**DESCRIPTION OF THE TASK**
Among the lines below, count those with "энергии". Give the total alone.

— START RECORDS FOR THE EXERCISE —

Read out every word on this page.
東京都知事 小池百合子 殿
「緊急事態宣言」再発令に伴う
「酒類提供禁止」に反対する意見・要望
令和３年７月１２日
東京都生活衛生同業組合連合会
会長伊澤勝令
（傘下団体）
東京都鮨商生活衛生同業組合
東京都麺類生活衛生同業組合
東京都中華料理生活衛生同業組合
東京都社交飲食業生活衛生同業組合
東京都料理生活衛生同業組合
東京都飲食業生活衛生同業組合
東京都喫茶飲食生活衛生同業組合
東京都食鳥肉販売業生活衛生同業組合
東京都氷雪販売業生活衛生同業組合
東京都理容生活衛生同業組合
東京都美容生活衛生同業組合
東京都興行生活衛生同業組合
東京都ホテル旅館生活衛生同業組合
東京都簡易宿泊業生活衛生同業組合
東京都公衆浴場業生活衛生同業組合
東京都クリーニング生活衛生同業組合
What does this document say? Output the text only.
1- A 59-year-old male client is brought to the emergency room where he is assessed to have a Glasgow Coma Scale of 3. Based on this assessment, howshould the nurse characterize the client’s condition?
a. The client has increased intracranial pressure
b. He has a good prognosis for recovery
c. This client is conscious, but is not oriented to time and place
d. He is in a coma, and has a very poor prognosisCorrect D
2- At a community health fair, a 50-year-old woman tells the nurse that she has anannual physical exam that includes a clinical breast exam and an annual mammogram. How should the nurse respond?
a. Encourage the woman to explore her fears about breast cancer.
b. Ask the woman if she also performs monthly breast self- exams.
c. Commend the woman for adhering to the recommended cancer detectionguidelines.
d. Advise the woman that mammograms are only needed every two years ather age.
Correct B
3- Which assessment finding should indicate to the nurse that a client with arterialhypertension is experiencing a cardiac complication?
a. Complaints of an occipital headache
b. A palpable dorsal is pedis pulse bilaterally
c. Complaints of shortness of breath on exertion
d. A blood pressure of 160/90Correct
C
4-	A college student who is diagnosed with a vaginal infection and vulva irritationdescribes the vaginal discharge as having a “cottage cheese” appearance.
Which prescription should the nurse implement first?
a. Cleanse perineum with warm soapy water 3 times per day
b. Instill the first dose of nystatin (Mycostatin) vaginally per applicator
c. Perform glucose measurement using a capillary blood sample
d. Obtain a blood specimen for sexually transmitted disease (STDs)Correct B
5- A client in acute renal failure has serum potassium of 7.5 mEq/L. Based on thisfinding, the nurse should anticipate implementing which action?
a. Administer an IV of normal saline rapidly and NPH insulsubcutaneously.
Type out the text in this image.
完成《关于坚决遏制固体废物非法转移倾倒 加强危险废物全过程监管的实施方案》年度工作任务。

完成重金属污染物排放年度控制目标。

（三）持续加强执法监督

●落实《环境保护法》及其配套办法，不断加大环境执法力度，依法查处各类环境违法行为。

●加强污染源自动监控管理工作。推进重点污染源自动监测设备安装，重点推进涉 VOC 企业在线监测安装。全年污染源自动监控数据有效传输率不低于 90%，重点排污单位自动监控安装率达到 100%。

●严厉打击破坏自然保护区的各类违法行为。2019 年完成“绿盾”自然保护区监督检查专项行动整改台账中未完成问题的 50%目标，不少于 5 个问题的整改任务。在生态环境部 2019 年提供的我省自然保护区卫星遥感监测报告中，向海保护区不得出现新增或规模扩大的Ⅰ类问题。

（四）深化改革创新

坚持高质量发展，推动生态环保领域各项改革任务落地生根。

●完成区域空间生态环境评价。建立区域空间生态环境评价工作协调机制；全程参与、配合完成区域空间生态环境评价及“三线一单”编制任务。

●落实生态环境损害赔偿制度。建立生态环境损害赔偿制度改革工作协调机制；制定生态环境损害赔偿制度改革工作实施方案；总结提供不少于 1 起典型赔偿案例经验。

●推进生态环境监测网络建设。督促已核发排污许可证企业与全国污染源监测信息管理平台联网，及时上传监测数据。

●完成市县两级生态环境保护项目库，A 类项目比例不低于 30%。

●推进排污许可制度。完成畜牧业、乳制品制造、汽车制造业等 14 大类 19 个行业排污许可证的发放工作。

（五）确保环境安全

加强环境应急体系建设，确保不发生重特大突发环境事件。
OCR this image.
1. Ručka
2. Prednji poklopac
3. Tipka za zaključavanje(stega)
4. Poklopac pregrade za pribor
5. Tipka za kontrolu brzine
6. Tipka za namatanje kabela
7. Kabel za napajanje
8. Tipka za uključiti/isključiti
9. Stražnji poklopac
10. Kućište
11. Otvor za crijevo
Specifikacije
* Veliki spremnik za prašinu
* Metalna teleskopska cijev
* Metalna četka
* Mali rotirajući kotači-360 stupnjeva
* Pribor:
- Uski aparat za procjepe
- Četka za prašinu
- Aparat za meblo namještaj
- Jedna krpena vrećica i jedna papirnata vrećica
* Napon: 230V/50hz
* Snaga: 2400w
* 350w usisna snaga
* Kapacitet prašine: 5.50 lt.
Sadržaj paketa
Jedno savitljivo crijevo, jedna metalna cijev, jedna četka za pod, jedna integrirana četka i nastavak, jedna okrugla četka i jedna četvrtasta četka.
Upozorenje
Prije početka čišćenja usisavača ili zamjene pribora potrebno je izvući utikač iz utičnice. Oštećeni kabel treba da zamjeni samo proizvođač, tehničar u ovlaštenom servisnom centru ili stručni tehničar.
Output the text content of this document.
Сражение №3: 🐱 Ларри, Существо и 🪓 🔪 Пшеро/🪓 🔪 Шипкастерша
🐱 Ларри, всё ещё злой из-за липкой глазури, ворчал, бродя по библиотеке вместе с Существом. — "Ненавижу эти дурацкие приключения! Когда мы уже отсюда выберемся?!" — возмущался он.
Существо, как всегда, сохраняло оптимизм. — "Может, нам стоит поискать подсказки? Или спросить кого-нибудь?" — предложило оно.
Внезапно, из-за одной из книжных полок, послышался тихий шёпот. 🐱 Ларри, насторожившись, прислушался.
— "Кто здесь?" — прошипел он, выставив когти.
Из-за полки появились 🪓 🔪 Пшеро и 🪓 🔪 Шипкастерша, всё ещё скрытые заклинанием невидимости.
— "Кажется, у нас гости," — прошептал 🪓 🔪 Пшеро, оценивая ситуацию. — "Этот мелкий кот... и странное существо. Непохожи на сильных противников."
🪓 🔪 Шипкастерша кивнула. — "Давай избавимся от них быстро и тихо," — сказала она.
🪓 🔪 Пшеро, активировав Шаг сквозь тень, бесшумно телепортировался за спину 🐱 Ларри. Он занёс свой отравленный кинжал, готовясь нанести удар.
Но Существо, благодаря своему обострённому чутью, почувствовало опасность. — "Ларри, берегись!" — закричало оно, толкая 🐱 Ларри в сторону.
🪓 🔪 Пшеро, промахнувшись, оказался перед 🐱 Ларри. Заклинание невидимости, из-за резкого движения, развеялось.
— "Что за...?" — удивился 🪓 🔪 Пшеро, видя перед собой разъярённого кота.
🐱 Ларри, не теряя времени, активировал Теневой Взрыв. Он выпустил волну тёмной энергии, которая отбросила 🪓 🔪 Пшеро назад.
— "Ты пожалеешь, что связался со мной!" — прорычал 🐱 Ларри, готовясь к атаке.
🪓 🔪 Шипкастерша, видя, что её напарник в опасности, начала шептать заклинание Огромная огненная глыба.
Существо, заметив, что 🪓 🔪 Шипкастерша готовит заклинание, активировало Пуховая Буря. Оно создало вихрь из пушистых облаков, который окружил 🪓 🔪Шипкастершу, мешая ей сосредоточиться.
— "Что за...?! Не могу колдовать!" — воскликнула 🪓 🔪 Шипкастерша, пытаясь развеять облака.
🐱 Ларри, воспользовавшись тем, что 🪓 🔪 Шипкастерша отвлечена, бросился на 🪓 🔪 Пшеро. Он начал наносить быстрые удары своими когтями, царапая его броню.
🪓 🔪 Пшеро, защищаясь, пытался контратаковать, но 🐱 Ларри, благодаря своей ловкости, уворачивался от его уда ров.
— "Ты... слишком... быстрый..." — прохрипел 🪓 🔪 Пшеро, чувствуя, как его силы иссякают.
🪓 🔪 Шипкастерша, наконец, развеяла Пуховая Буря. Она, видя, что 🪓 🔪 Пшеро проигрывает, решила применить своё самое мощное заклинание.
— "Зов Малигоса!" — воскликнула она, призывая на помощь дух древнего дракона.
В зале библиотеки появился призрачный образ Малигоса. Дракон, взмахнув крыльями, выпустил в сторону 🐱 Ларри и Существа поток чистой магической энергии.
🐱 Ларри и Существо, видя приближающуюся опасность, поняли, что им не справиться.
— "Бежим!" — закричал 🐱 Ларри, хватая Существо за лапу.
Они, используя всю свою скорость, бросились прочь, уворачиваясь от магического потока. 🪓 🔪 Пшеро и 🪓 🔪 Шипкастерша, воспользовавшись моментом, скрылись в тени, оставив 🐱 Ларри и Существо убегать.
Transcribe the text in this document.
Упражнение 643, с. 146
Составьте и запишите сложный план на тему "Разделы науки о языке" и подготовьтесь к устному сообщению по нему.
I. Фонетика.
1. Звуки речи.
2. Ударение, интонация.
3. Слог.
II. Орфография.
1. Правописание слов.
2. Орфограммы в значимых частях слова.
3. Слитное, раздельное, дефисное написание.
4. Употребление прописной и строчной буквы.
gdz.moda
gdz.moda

— END RECORDS FOR THE EXERCISE —

**TASK ANSWER**
2